> _BRIEF_
Gather all lines from the material that contain "AÑADIR".

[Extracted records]

————

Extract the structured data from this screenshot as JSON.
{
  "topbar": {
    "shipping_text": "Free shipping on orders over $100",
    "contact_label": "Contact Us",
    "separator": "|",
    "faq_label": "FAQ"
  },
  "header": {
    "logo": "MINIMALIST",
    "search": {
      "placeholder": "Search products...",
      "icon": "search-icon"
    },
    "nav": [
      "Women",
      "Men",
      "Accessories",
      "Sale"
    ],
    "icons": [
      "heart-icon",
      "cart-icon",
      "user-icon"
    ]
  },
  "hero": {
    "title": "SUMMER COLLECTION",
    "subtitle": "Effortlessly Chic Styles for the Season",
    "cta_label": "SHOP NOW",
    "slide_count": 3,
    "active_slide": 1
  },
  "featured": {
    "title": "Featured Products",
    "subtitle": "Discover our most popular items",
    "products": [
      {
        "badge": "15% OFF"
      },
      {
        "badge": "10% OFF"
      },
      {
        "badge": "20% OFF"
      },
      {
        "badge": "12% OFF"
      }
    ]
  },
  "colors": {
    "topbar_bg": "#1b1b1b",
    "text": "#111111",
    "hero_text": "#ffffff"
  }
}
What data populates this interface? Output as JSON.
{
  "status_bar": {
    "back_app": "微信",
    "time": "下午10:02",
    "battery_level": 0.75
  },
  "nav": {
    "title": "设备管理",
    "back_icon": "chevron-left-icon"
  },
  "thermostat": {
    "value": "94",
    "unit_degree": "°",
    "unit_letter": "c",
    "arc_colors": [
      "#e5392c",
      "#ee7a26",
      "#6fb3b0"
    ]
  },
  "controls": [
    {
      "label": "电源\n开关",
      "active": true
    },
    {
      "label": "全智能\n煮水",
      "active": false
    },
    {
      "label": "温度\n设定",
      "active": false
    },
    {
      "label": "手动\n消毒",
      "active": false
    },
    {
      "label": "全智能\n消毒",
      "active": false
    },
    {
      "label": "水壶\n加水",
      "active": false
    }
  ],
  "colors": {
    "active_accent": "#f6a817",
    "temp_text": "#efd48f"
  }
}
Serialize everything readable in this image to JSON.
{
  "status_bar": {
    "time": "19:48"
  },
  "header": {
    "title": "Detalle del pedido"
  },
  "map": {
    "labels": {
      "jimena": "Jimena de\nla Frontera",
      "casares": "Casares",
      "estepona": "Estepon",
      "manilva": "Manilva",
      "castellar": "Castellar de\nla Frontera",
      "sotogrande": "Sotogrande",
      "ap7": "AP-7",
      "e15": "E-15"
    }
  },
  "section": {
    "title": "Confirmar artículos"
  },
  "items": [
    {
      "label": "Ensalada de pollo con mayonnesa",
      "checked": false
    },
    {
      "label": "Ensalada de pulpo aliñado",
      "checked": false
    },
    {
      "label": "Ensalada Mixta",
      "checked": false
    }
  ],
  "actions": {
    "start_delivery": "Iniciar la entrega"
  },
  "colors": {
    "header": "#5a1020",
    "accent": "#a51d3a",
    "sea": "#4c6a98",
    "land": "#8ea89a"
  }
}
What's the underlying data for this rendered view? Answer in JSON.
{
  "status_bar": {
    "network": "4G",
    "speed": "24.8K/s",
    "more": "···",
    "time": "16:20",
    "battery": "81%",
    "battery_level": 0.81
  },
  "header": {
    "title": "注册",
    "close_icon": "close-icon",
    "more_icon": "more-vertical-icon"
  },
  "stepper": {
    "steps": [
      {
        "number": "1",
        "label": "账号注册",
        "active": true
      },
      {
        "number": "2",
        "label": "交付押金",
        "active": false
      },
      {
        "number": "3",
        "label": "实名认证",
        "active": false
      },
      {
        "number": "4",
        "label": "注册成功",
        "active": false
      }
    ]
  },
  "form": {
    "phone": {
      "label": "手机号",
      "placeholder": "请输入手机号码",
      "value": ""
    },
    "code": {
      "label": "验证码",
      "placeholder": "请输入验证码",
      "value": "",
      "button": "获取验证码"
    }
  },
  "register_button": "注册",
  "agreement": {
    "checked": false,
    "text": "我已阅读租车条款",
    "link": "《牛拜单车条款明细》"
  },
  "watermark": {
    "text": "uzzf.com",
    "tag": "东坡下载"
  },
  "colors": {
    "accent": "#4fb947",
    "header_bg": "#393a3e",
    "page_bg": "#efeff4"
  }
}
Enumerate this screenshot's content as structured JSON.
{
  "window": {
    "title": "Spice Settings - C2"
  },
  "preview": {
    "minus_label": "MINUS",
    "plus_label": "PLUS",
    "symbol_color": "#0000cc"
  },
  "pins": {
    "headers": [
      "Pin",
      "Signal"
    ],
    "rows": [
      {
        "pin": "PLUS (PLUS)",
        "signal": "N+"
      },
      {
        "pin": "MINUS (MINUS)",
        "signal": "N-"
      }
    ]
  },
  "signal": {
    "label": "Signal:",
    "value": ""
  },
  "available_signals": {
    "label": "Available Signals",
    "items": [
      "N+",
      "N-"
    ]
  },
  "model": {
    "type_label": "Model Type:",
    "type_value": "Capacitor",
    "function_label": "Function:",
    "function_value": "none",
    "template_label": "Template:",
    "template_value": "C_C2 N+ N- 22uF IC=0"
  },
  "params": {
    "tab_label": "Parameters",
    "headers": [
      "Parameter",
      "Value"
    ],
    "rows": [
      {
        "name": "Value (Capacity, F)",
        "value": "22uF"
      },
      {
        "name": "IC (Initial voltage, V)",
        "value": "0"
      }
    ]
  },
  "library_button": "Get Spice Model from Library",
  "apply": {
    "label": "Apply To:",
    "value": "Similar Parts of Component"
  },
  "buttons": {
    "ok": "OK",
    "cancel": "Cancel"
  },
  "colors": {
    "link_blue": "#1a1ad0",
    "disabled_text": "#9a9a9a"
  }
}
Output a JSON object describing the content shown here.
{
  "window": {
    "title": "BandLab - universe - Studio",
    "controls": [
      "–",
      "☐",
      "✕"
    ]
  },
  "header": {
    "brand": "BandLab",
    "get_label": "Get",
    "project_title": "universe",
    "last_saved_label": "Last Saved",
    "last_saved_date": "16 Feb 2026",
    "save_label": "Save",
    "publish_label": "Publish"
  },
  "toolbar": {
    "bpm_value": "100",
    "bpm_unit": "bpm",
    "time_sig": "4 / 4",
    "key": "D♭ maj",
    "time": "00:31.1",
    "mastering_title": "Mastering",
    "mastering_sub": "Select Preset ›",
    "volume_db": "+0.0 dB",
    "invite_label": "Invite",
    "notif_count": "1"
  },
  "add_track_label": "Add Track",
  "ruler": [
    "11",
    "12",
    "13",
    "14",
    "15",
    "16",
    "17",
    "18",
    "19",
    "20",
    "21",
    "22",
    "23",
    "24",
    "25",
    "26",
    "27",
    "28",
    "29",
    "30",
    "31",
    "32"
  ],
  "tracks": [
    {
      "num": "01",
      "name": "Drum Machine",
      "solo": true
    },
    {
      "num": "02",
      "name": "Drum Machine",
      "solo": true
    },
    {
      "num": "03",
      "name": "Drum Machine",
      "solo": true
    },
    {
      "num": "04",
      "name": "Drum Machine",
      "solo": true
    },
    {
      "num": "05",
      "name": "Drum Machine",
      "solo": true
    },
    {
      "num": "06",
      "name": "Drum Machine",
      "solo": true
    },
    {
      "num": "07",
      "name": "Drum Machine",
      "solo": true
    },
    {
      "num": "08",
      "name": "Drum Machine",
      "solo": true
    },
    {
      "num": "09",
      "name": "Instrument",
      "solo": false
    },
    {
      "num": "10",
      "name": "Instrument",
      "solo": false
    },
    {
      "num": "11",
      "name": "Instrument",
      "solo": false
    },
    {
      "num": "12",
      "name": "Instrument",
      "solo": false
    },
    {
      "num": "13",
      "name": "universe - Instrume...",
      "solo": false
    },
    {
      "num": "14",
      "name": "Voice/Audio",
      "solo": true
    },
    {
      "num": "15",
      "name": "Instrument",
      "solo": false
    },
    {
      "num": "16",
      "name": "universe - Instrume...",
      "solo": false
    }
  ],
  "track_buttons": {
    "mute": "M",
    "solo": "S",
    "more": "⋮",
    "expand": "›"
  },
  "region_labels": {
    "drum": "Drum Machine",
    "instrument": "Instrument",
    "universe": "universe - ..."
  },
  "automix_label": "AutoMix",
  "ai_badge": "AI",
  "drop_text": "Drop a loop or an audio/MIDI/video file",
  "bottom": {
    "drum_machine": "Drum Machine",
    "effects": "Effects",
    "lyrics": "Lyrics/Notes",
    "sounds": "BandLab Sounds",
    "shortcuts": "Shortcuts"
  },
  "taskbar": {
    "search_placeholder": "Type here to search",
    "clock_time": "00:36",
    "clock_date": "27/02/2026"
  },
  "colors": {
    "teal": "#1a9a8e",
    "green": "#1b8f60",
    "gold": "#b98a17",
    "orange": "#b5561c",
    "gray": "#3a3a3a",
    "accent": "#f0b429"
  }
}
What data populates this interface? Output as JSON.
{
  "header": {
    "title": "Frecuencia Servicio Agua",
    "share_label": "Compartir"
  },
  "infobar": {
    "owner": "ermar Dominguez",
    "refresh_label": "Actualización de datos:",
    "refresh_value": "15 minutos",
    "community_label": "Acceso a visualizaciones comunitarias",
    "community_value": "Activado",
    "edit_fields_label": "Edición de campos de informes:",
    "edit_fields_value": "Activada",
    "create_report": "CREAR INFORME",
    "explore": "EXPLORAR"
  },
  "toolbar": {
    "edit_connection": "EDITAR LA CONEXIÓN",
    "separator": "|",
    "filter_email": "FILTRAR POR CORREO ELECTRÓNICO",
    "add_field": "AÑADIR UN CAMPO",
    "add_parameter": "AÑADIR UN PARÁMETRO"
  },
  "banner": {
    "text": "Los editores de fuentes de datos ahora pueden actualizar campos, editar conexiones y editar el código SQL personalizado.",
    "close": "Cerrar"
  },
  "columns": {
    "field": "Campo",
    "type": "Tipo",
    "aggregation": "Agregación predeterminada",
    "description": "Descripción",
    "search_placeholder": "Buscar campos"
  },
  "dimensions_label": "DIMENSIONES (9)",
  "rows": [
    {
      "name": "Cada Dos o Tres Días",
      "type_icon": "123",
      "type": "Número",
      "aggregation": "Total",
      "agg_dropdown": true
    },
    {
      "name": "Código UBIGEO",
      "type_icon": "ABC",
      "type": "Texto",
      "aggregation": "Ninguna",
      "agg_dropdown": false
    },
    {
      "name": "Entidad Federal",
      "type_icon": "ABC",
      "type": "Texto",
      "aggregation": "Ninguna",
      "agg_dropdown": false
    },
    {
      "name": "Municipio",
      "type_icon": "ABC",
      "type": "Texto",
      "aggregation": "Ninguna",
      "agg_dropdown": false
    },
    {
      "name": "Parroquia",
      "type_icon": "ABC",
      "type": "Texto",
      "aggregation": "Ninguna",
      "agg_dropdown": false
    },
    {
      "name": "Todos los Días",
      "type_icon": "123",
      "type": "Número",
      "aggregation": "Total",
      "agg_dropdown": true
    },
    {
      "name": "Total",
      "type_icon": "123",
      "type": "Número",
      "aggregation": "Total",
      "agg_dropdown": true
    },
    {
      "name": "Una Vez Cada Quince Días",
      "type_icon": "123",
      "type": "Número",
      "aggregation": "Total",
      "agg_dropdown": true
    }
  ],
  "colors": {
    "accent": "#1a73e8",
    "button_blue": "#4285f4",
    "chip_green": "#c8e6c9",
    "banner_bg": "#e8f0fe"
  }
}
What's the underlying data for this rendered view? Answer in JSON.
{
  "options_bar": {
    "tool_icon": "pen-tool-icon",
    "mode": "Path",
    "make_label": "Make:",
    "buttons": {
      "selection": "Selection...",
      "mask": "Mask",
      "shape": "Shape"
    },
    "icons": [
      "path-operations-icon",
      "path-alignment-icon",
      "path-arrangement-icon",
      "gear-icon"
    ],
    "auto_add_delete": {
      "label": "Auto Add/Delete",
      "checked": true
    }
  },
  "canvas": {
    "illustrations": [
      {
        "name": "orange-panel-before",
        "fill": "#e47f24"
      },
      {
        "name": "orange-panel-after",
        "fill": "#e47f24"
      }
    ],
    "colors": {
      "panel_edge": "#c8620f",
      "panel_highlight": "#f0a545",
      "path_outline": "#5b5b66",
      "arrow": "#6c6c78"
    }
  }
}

————

> _RESULT OF THIS TASK_
    "add_field": "AÑADIR UN CAMPO",
    "add_parameter": "AÑADIR UN PARÁMETRO"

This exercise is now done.